## SUPPLIED RECORDS
====

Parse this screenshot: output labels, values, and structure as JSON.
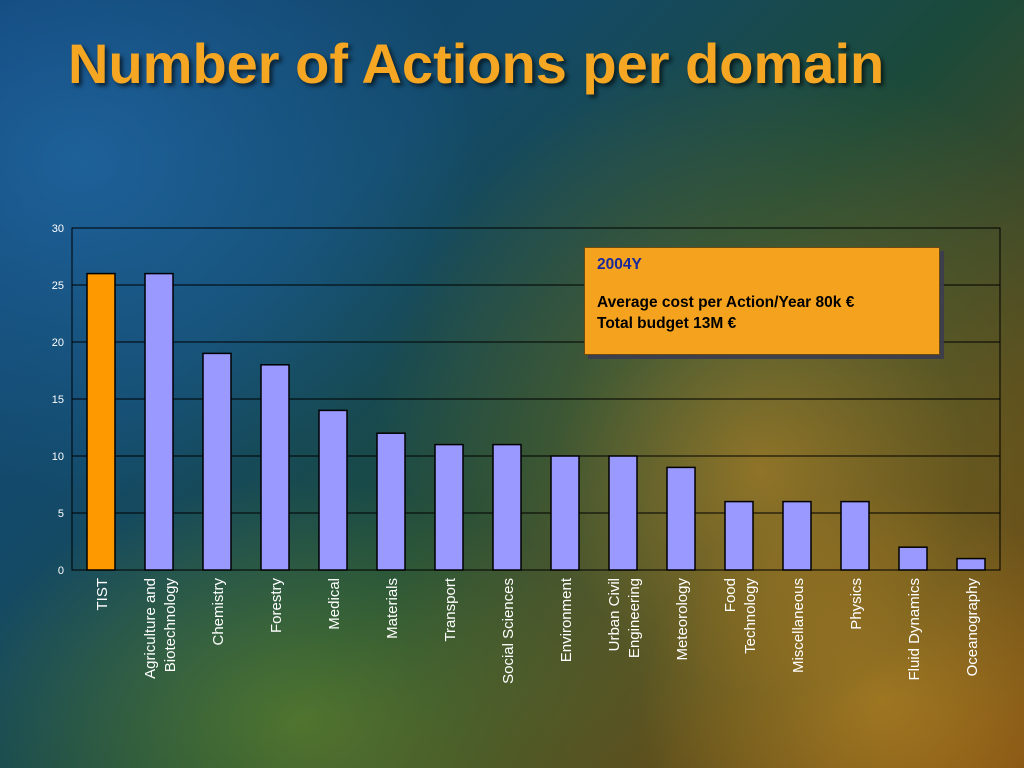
{
  "slide": {
    "title": "Number of Actions per domain"
  },
  "note": {
    "year": "2004Y",
    "line1": "Average cost per Action/Year 80k €",
    "line2": "Total budget 13M €"
  },
  "colors": {
    "highlight_bar": "#ff9900",
    "bar": "#9999ff",
    "title": "#f5a623",
    "note_bg": "#f5a31f",
    "note_year": "#1a2a9a"
  },
  "chart_data": {
    "type": "bar",
    "title": "",
    "xlabel": "",
    "ylabel": "",
    "ylim": [
      0,
      30
    ],
    "yticks": [
      0,
      5,
      10,
      15,
      20,
      25,
      30
    ],
    "grid": true,
    "categories": [
      "TIST",
      "Agriculture and Biotechnology",
      "Chemistry",
      "Forestry",
      "Medical",
      "Materials",
      "Transport",
      "Social Sciences",
      "Environment",
      "Urban Civil Engineering",
      "Meteorology",
      "Food Technology",
      "Miscellaneous",
      "Physics",
      "Fluid Dynamics",
      "Oceanography"
    ],
    "category_label_lines": [
      [
        "TIST"
      ],
      [
        "Agriculture and",
        "Biotechnology"
      ],
      [
        "Chemistry"
      ],
      [
        "Forestry"
      ],
      [
        "Medical"
      ],
      [
        "Materials"
      ],
      [
        "Transport"
      ],
      [
        "Social Sciences"
      ],
      [
        "Environment"
      ],
      [
        "Urban Civil",
        "Engineering"
      ],
      [
        "Meteorology"
      ],
      [
        "Food",
        "Technology"
      ],
      [
        "Miscellaneous"
      ],
      [
        "Physics"
      ],
      [
        "Fluid Dynamics"
      ],
      [
        "Oceanography"
      ]
    ],
    "values": [
      26,
      26,
      19,
      18,
      14,
      12,
      11,
      11,
      10,
      10,
      9,
      6,
      6,
      6,
      2,
      1
    ],
    "highlight_index": 0
  }
}
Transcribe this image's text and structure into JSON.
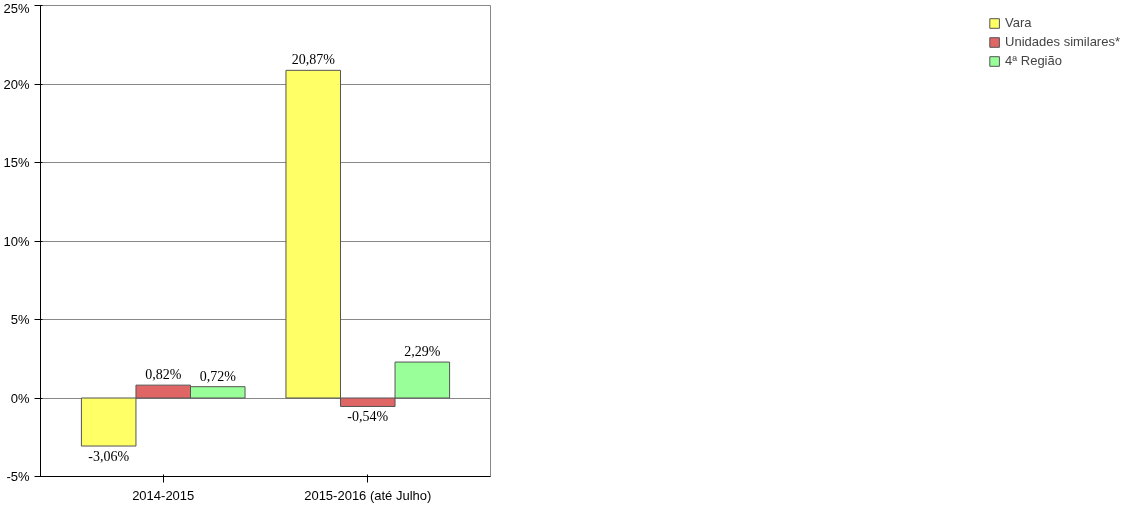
{
  "chart_data": {
    "type": "bar",
    "categories": [
      "2014-2015",
      "2015-2016 (até Julho)"
    ],
    "series": [
      {
        "name": "Vara",
        "color": "#ffff66",
        "values": [
          -3.06,
          20.87
        ],
        "value_labels": [
          "-3,06%",
          "20,87%"
        ]
      },
      {
        "name": "Unidades similares*",
        "color": "#e06666",
        "values": [
          0.82,
          -0.54
        ],
        "value_labels": [
          "0,82%",
          "-0,54%"
        ]
      },
      {
        "name": "4ª Região",
        "color": "#99ff99",
        "values": [
          0.72,
          2.29
        ],
        "value_labels": [
          "0,72%",
          "2,29%"
        ]
      }
    ],
    "ylim": [
      -5,
      25
    ],
    "yticks": [
      {
        "value": -5,
        "label": "-5%"
      },
      {
        "value": 0,
        "label": "0%"
      },
      {
        "value": 5,
        "label": "5%"
      },
      {
        "value": 10,
        "label": "10%"
      },
      {
        "value": 15,
        "label": "15%"
      },
      {
        "value": 20,
        "label": "20%"
      },
      {
        "value": 25,
        "label": "25%"
      }
    ],
    "grid": "y",
    "legend": "right"
  }
}
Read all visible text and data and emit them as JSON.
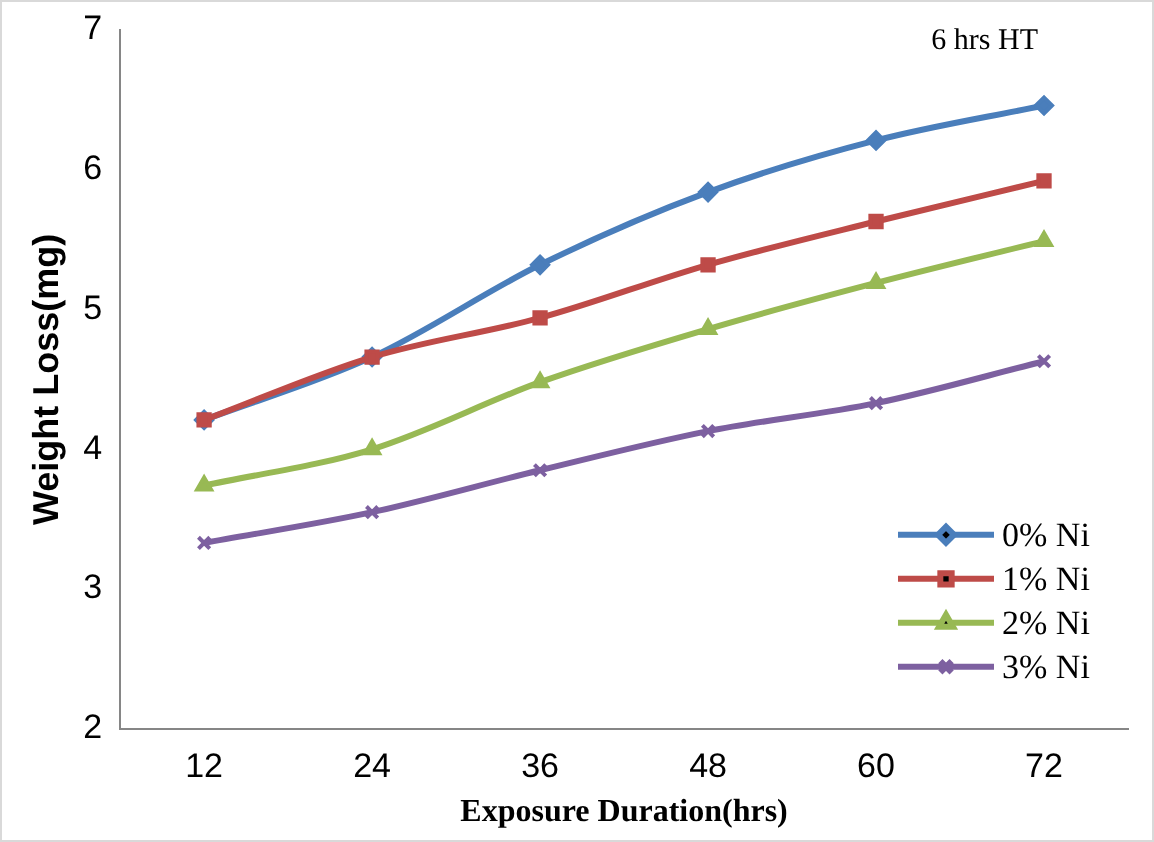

====

## REQUIREMENT
Read the data above and pull out each line that holds the string "title".

## TASK RESULT
    "title": "Number of Actions per domain"
    "title": "#f5a623",
    "title": "",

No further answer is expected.